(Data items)
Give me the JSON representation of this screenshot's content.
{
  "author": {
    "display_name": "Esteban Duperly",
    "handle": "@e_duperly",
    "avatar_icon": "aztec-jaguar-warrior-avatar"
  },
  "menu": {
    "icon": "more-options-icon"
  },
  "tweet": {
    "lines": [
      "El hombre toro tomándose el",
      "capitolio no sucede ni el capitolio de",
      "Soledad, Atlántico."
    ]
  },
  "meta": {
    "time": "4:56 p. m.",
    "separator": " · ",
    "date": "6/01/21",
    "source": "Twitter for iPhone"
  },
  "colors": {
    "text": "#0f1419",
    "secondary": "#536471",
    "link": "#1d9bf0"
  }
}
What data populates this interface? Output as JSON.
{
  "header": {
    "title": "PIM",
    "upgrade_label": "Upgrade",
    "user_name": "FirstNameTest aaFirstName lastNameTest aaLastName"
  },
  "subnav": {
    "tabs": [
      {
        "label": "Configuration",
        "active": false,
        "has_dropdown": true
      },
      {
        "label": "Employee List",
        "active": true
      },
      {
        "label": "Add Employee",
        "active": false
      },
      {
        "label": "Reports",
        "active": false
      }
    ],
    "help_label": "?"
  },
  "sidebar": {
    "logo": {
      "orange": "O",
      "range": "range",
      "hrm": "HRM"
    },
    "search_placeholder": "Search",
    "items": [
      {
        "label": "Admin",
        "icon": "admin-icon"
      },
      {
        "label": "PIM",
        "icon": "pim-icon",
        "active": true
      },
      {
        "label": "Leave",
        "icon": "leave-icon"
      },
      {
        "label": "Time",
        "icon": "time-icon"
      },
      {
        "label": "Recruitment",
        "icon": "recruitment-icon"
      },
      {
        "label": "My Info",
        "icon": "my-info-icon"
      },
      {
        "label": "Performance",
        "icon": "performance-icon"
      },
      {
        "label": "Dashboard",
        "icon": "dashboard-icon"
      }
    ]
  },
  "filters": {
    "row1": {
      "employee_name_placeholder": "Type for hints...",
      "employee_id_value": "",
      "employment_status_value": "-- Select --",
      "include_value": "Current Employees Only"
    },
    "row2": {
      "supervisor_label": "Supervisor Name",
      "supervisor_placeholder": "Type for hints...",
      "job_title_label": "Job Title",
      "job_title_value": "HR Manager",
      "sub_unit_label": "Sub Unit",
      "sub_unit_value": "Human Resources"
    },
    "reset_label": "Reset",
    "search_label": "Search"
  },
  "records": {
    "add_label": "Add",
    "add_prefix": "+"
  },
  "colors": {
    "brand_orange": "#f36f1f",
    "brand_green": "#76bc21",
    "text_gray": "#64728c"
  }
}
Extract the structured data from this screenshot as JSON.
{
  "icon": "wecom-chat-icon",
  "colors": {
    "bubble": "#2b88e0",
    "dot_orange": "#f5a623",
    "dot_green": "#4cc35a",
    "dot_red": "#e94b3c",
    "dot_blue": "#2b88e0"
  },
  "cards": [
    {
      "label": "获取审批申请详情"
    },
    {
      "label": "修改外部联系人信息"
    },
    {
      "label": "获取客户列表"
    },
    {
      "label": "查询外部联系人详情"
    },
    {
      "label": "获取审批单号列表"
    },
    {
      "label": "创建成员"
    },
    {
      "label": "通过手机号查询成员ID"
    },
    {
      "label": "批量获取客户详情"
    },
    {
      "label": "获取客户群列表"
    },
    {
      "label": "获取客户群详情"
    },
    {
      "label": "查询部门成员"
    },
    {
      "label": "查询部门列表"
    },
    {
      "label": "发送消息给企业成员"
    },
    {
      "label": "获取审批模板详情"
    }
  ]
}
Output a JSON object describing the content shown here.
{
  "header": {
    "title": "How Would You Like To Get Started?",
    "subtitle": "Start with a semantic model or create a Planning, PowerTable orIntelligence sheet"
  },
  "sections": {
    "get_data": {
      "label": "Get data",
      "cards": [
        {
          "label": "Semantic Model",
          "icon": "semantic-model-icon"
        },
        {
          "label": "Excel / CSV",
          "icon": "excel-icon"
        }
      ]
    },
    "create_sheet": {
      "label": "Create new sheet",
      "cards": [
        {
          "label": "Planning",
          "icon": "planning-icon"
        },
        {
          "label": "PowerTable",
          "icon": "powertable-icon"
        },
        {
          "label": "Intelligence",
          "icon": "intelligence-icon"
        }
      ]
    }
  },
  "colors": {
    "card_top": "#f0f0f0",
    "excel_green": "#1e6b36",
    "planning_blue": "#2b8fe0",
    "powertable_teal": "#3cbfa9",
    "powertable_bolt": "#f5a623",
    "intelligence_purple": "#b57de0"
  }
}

**What is needed:**
For the string "Output", count the lines of the entries above that include it; answer with the number only.

**Result of the task:**
2